_Aim of the exercise:_
Your answer should be one number: how many lines of the records hold the string "electromagnetic".

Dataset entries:
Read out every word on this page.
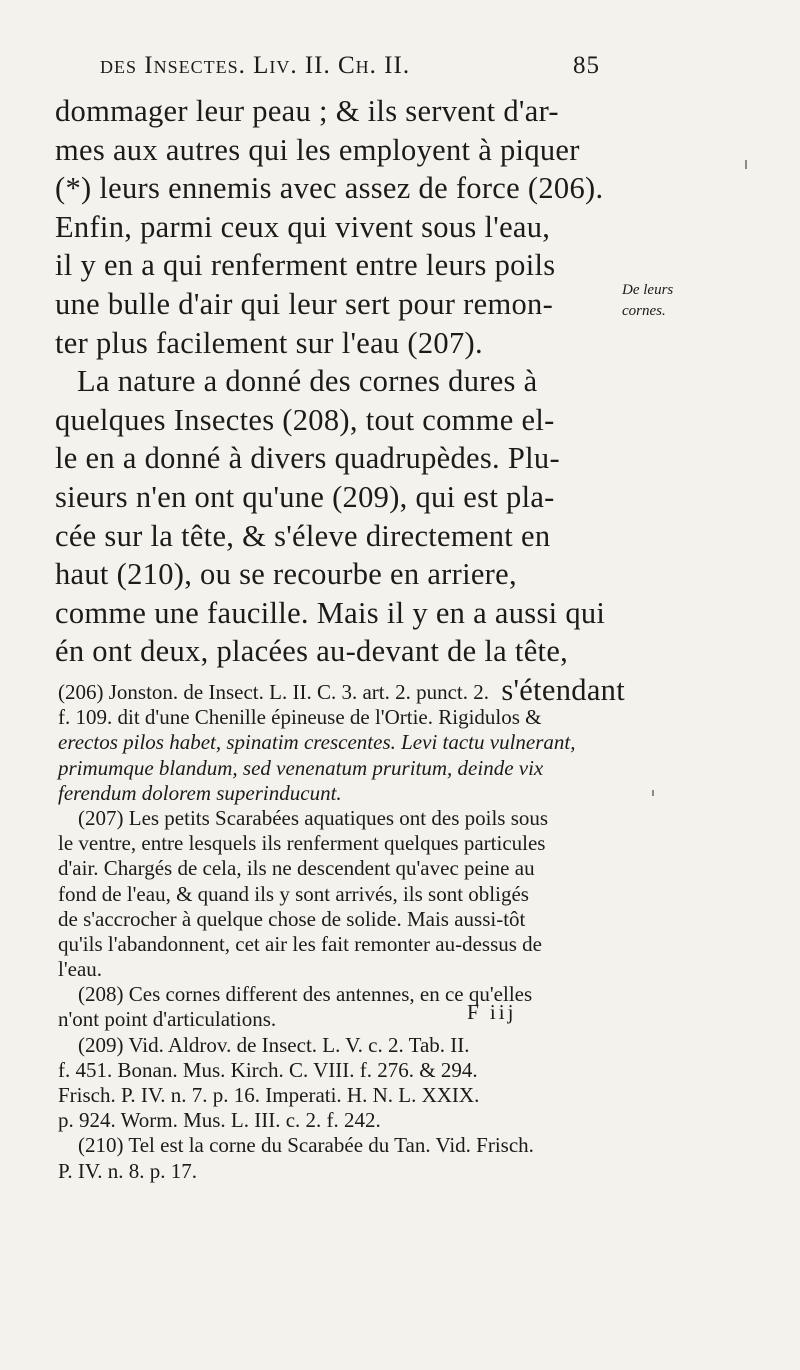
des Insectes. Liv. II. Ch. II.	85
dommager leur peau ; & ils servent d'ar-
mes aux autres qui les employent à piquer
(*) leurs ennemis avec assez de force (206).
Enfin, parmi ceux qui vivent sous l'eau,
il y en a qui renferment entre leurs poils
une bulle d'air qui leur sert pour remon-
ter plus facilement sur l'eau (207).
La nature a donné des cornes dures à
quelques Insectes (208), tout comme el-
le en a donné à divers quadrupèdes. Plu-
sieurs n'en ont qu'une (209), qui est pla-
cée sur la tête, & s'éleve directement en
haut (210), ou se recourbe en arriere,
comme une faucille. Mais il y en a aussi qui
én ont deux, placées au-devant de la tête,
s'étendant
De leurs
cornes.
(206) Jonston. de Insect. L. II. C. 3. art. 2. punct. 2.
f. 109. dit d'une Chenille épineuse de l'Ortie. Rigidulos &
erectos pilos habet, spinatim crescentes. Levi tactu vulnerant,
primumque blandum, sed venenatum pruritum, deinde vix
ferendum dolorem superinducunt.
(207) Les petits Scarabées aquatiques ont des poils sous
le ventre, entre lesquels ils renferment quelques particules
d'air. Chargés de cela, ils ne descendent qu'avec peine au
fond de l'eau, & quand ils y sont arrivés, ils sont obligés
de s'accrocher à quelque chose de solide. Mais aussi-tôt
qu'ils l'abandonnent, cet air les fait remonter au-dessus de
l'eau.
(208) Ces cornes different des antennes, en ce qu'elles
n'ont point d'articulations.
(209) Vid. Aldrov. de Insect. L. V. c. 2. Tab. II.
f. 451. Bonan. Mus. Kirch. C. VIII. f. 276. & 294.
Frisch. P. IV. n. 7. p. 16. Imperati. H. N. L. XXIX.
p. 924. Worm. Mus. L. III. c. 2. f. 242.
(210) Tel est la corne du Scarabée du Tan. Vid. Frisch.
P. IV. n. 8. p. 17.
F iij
---
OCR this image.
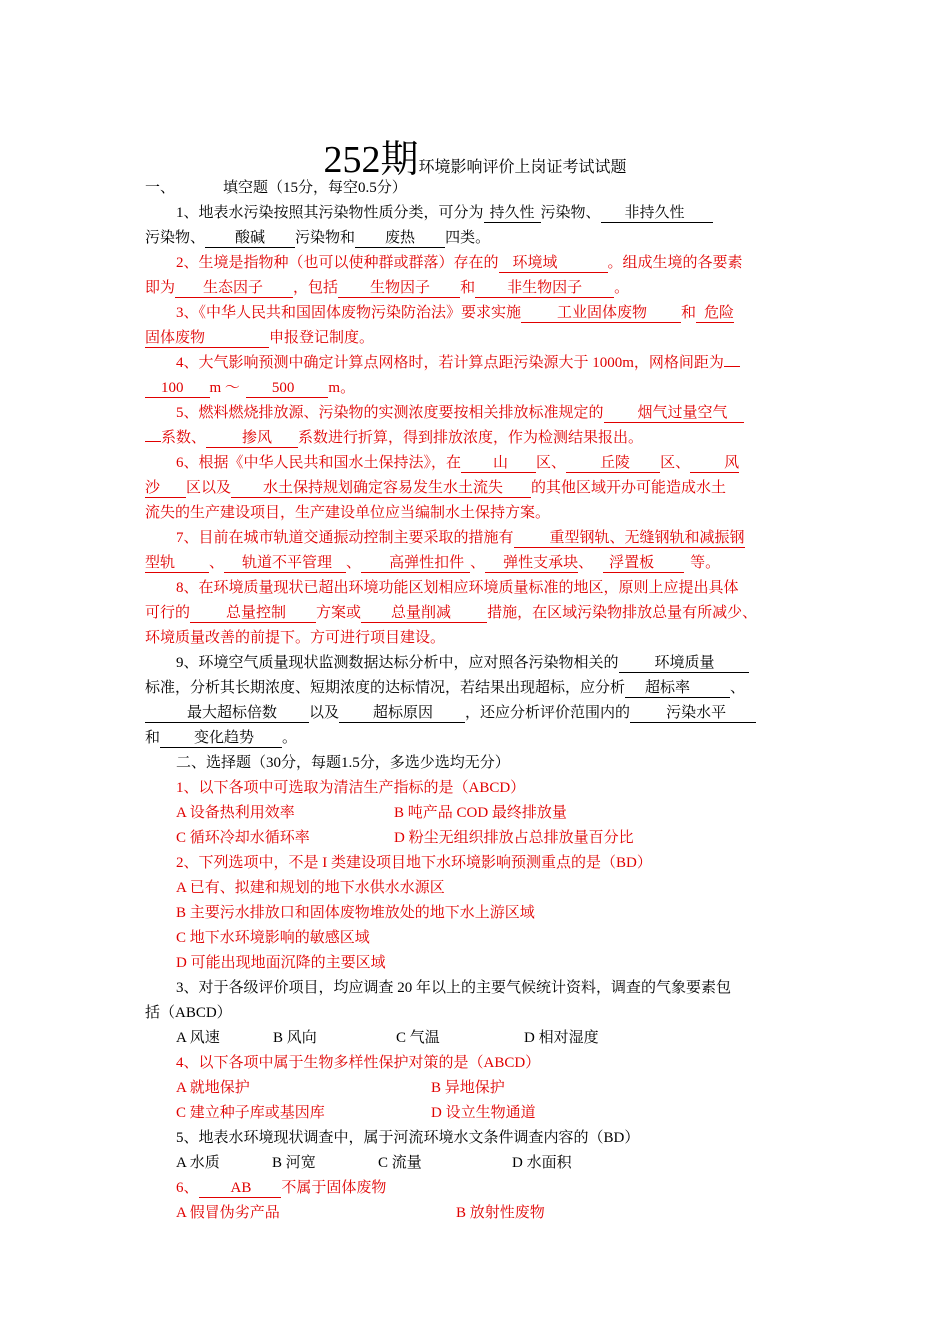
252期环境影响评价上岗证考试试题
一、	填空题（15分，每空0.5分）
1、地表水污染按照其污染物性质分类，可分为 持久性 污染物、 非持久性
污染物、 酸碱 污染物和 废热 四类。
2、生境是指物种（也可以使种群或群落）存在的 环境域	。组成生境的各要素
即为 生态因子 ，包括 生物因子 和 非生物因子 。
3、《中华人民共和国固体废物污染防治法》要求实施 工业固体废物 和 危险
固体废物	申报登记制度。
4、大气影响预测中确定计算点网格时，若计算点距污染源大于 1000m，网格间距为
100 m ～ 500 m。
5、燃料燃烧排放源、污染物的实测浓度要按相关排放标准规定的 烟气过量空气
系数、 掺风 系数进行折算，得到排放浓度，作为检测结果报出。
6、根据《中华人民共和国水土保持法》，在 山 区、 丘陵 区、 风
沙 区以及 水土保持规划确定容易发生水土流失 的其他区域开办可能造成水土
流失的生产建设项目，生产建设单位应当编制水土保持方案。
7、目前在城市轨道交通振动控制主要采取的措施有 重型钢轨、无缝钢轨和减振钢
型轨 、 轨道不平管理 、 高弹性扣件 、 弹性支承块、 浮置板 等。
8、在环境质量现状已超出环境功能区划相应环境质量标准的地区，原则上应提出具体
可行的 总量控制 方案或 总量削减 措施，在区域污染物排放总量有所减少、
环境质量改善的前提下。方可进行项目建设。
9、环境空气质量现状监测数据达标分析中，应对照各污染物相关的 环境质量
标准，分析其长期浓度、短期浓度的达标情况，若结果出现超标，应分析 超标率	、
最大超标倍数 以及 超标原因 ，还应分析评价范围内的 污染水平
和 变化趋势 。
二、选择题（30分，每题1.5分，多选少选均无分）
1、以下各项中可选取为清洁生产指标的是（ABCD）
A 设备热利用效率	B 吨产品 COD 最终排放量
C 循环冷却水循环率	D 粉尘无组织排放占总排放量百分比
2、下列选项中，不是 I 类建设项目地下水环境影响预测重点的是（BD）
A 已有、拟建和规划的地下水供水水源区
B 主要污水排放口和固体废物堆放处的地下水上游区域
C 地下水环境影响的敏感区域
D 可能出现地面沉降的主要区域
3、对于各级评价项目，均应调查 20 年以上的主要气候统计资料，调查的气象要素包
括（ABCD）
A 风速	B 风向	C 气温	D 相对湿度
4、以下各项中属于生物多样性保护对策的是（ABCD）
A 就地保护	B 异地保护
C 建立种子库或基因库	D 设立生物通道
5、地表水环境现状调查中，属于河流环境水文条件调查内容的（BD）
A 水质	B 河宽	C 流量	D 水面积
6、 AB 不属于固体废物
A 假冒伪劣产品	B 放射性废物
...
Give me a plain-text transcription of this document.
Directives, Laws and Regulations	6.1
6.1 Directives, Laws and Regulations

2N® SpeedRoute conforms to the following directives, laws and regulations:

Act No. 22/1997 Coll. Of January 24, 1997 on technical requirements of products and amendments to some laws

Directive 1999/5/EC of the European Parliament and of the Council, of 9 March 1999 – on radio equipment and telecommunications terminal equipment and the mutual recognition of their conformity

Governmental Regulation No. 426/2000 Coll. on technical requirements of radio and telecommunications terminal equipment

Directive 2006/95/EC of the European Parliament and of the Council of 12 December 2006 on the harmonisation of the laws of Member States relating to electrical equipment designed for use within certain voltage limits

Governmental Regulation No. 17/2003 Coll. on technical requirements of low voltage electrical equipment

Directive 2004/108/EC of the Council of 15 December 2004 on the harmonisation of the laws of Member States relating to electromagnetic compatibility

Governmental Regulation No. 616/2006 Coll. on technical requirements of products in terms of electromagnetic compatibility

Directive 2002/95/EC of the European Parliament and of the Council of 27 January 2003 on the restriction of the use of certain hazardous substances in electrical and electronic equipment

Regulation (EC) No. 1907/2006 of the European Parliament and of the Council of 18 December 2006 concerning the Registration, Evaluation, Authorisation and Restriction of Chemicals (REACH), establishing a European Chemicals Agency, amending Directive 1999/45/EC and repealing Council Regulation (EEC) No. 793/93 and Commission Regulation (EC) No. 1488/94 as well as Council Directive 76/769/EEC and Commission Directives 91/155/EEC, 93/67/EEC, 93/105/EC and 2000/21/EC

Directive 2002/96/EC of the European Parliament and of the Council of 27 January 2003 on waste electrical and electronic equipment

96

_Complete response:_
2